§ **Text excerpt**:
'''
Fixing 0 in category_list...
Fixing case in category_list...
Created primary_sector in master_frame
Missing number of categories: 32 found
Fixing missing categories...
mapped primary_sector to main_sector in master_frame
Dropping blanks in master frame...


#### Section 5.2  - Sector analysis

##### 1. Please note that  favourite `venture` investment ( best investment between `5 Million-15 Million USD`) is chosen within each round of investment markup planning
##### 2. `English as official language` countries are chosen to facilitate the ease of business/investment



In [9]:
#Sector analysis -2 code goes here
#Conditions as per problem statement
country_1 = top9_country_names['United States']
country_2 = top9_country_names['United Kingdom']
country_3 = top9_country_names['India']
ft='venture'

#Creating filters. Reusable this way...
filter1 = (master_frame['country_code'] == country_1) &  (master_frame['funding_round_type']==ft) & (master_frame['raised_amount_million_usd'] >= 5.0) & (master_frame['raised_amount_million_usd'] <= 15.0)
filter2 = (master_frame['country_code'] == country_2) &  (master_frame['funding_round_type']==ft) & (master_frame['raised_amount_million_usd'] >= 5.0) & (master_frame['raised_amount_million_usd'] <= 15.0)
filter3 = (master_frame['country_code'] == country_3) &  (master_frame['funding_round_type']==ft) & (master_frame['raised_amount_million_usd'] >= 5.0) & (master_frame['raised_amount_million_usd'] <= 15.0)

#Total investment by main sector...
total_investment1=master_frame[['main_sector','raised_amount_million_usd']][filter1].groupby('main_sector').sum().sort_values(by='raised_amount_million_usd',ascending=False)
total_investment2=master_frame[['main_sector','raised_amount_million_usd']][filter2].groupby('main_sector').sum().sort_values(by='raised_amount_million_usd',ascending=False)
total_investment3=master_frame[['main_sector','raised_amount_million_usd']][filter3].groupby('main_sector').sum().sort_values(by='raised_amount_million_usd',ascending=False)
'''
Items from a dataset
'''
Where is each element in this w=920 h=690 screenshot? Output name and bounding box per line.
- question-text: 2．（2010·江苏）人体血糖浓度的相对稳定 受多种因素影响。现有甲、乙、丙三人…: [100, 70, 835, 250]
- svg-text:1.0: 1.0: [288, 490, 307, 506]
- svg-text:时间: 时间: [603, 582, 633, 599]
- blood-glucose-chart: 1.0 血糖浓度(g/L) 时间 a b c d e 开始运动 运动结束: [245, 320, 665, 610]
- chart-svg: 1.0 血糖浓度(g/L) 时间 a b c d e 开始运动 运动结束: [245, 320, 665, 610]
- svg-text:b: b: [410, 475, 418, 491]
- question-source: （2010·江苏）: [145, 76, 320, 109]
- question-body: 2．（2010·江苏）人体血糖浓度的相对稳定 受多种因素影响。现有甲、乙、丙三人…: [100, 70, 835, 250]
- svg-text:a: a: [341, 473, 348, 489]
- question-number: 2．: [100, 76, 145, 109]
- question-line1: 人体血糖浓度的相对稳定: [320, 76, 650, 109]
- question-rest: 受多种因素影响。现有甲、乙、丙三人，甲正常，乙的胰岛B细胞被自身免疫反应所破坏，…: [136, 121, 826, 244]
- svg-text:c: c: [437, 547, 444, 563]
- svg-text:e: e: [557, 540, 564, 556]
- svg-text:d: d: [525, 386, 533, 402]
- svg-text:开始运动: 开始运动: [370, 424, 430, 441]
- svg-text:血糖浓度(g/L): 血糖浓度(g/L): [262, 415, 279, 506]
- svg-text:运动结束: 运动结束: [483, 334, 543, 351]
'''
Retype the sector analysis excerpt from "##### 1. Please" to "Reusable this way...". Rely only on the sector analysis excerpt for what follows.

##### 1. Please note that  favourite `venture` investment ( best investment between `5 Million-15 Million USD`) is chosen within each round of investment markup planning
##### 2. `English as official language` countries are chosen to facilitate the ease of business/investment



In [9]:
#Sector analysis -2 code goes here
#Conditions as per problem statement
country_1 = top9_country_names['United States']
country_2 = top9_country_names['United Kingdom']
country_3 = top9_country_names['India']
ft='venture'

#Creating filters. Reusable this way...